* To be done *
Reproduce the entries word for word, and omit any picture you find in them.

* Data extract *
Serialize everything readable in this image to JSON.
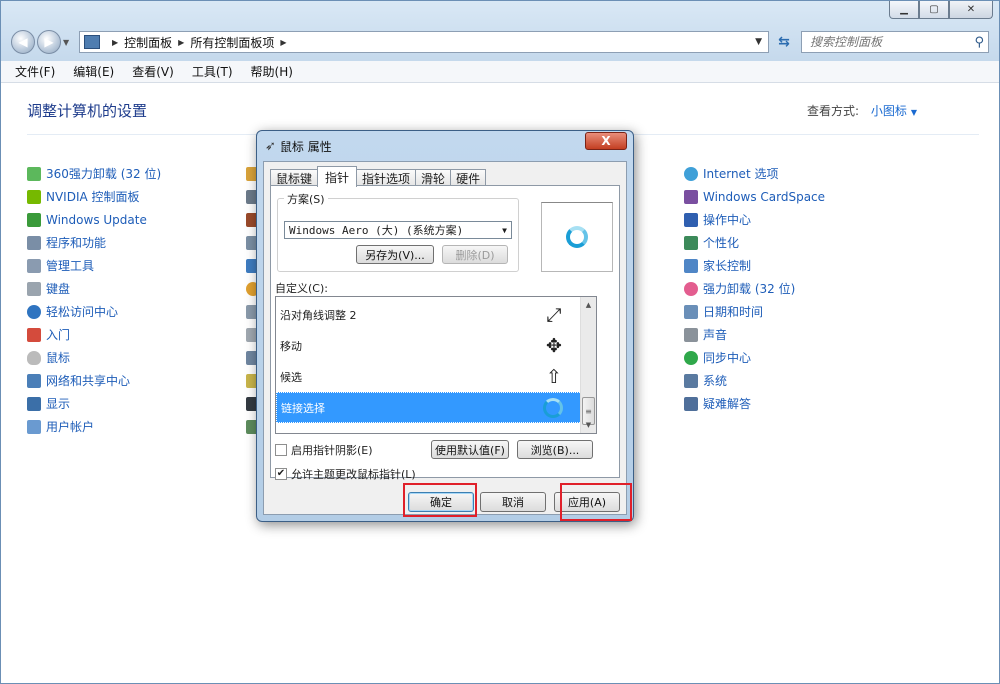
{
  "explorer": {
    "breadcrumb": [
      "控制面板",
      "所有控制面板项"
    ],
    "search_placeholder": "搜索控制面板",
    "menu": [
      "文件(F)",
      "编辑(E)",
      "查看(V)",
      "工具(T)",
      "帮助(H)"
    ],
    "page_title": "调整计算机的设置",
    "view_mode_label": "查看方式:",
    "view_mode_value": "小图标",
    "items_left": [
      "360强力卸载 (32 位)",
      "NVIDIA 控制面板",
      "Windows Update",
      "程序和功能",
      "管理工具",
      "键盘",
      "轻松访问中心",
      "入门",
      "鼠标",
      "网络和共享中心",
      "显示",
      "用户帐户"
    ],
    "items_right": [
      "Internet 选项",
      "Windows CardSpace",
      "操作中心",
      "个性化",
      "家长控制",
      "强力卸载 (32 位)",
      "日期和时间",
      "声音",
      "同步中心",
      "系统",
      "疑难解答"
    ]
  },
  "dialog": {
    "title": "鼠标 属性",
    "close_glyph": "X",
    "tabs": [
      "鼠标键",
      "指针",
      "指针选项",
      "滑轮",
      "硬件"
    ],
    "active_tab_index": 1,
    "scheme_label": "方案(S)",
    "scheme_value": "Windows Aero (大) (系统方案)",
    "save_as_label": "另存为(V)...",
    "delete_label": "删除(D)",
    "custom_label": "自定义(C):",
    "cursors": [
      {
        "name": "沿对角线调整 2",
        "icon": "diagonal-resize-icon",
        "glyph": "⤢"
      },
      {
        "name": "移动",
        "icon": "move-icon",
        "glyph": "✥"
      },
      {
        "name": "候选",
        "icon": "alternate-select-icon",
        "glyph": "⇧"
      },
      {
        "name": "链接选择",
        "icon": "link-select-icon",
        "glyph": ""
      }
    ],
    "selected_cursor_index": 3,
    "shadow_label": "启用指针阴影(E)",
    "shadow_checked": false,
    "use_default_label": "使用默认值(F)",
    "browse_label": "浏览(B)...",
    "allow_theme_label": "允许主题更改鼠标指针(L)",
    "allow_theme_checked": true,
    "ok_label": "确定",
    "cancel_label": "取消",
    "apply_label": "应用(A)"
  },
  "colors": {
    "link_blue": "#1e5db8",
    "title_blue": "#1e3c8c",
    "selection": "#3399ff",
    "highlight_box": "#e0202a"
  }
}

* Solution to this problem *
Serialize everything readable in this image to JSON.
{
  "explorer": {
    "breadcrumb": [
      "控制面板",
      "所有控制面板项"
    ],
    "search_placeholder": "搜索控制面板",
    "menu": [
      "文件(F)",
      "编辑(E)",
      "查看(V)",
      "工具(T)",
      "帮助(H)"
    ],
    "page_title": "调整计算机的设置",
    "view_mode_label": "查看方式:",
    "view_mode_value": "小图标",
    "items_left": [
      "360强力卸载 (32 位)",
      "NVIDIA 控制面板",
      "Windows Update",
      "程序和功能",
      "管理工具",
      "键盘",
      "轻松访问中心",
      "入门",
      "鼠标",
      "网络和共享中心",
      "显示",
      "用户帐户"
    ],
    "items_right": [
      "Internet 选项",
      "Windows CardSpace",
      "操作中心",
      "个性化",
      "家长控制",
      "强力卸载 (32 位)",
      "日期和时间",
      "声音",
      "同步中心",
      "系统",
      "疑难解答"
    ]
  },
  "dialog": {
    "title": "鼠标 属性",
    "close_glyph": "X",
    "tabs": [
      "鼠标键",
      "指针",
      "指针选项",
      "滑轮",
      "硬件"
    ],
    "active_tab_index": 1,
    "scheme_label": "方案(S)",
    "scheme_value": "Windows Aero (大) (系统方案)",
    "save_as_label": "另存为(V)...",
    "delete_label": "删除(D)",
    "custom_label": "自定义(C):",
    "cursors": [
      {
        "name": "沿对角线调整 2",
        "icon": "diagonal-resize-icon",
        "glyph": "⤢"
      },
      {
        "name": "移动",
        "icon": "move-icon",
        "glyph": "✥"
      },
      {
        "name": "候选",
        "icon": "alternate-select-icon",
        "glyph": "⇧"
      },
      {
        "name": "链接选择",
        "icon": "link-select-icon",
        "glyph": ""
      }
    ],
    "selected_cursor_index": 3,
    "shadow_label": "启用指针阴影(E)",
    "shadow_checked": false,
    "use_default_label": "使用默认值(F)",
    "browse_label": "浏览(B)...",
    "allow_theme_label": "允许主题更改鼠标指针(L)",
    "allow_theme_checked": true,
    "ok_label": "确定",
    "cancel_label": "取消",
    "apply_label": "应用(A)"
  },
  "colors": {
    "link_blue": "#1e5db8",
    "title_blue": "#1e3c8c",
    "selection": "#3399ff",
    "highlight_box": "#e0202a"
  }
}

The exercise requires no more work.